Layout element annotations

•••

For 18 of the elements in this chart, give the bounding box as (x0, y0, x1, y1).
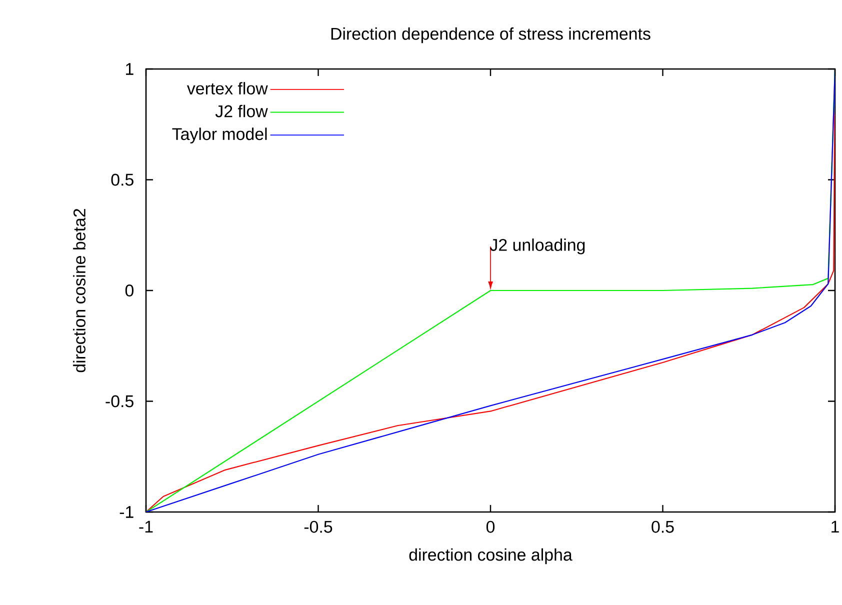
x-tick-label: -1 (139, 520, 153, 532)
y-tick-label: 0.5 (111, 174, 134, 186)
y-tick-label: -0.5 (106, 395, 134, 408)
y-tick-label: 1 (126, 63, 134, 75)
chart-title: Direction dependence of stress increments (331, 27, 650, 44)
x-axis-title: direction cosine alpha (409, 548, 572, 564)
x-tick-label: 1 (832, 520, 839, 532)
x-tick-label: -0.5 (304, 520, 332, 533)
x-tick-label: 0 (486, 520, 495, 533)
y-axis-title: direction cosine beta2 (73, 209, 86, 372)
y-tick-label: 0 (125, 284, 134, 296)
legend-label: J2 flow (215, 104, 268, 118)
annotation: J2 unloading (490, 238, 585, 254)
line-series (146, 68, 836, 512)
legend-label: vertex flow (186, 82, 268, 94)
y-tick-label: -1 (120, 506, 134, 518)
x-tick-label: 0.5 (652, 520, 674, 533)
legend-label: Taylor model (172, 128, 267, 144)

•••

Rename every "x-tick-label" in the entries above to "x-axis-tick-label", keeping everything else the same, and leave the pictures out of your copy.

## Right answer
For 18 of the elements in this chart, give the bounding box as (x0, y0, x1, y1).
x-axis-tick-label: -1 (139, 520, 153, 532)
y-tick-label: 0.5 (111, 174, 134, 186)
y-tick-label: -0.5 (106, 395, 134, 408)
y-tick-label: 1 (126, 63, 134, 75)
chart-title: Direction dependence of stress increments (331, 27, 650, 44)
x-axis-title: direction cosine alpha (409, 548, 572, 564)
x-axis-tick-label: 1 (832, 520, 839, 532)
x-axis-tick-label: -0.5 (304, 520, 332, 533)
x-axis-tick-label: 0 (486, 520, 495, 533)
y-axis-title: direction cosine beta2 (73, 209, 86, 372)
y-tick-label: 0 (125, 284, 134, 296)
legend-label: J2 flow (215, 104, 268, 118)
annotation: J2 unloading (490, 238, 585, 254)
line-series (146, 68, 836, 512)
legend-label: vertex flow (186, 82, 268, 94)
y-tick-label: -1 (120, 506, 134, 518)
x-axis-tick-label: 0.5 (652, 520, 674, 533)
legend-label: Taylor model (172, 128, 267, 144)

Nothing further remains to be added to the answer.